Only lines with the word "sumars" are needed; collect each of them from the listing below.

Data entries:
==============================

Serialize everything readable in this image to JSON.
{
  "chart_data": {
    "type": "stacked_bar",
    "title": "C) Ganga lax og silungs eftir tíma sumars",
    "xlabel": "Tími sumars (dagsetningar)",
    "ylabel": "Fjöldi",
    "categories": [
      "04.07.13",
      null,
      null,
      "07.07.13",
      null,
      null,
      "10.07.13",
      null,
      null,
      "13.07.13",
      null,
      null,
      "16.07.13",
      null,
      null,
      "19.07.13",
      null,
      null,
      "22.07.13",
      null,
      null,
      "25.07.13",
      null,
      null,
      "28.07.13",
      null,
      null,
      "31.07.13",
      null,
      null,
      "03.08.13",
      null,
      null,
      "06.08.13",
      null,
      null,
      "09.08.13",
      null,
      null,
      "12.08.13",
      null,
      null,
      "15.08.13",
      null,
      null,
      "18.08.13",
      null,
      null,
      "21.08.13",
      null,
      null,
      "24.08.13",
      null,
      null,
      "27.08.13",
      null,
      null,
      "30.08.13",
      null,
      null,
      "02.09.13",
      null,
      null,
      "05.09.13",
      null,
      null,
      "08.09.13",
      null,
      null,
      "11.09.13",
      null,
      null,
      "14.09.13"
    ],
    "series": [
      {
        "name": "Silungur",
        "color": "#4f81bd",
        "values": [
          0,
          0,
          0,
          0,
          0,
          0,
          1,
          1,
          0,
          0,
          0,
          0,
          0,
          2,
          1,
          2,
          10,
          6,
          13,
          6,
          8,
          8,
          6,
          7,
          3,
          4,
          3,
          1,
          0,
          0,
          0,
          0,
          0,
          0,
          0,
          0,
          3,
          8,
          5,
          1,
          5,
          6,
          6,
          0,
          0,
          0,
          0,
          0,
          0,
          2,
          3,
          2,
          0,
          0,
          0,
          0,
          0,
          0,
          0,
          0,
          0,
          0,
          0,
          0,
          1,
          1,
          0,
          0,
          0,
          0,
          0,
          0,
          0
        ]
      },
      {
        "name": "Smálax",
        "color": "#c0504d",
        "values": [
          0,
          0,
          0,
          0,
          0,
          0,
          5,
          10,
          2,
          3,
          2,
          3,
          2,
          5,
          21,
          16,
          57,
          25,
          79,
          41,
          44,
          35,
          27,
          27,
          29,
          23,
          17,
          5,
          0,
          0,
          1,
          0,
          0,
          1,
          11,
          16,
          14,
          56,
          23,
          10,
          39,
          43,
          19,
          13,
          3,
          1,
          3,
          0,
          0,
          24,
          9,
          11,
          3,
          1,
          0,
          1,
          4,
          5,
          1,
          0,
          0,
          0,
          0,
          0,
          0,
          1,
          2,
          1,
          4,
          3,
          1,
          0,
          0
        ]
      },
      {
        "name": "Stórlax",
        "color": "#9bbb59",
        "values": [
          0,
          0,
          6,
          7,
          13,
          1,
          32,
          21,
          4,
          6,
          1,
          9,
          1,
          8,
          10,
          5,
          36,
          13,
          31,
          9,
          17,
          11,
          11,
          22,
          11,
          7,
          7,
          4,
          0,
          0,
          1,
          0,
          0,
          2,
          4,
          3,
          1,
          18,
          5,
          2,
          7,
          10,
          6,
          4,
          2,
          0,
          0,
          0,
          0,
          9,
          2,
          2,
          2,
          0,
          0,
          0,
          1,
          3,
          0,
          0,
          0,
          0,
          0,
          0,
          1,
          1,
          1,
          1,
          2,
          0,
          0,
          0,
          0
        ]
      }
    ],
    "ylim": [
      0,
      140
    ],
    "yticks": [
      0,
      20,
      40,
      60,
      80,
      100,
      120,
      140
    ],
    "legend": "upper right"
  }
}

==============================

Written solution:
    "title": "C) Ganga lax og silungs eftir tíma sumars",
    "xlabel": "Tími sumars (dagsetningar)",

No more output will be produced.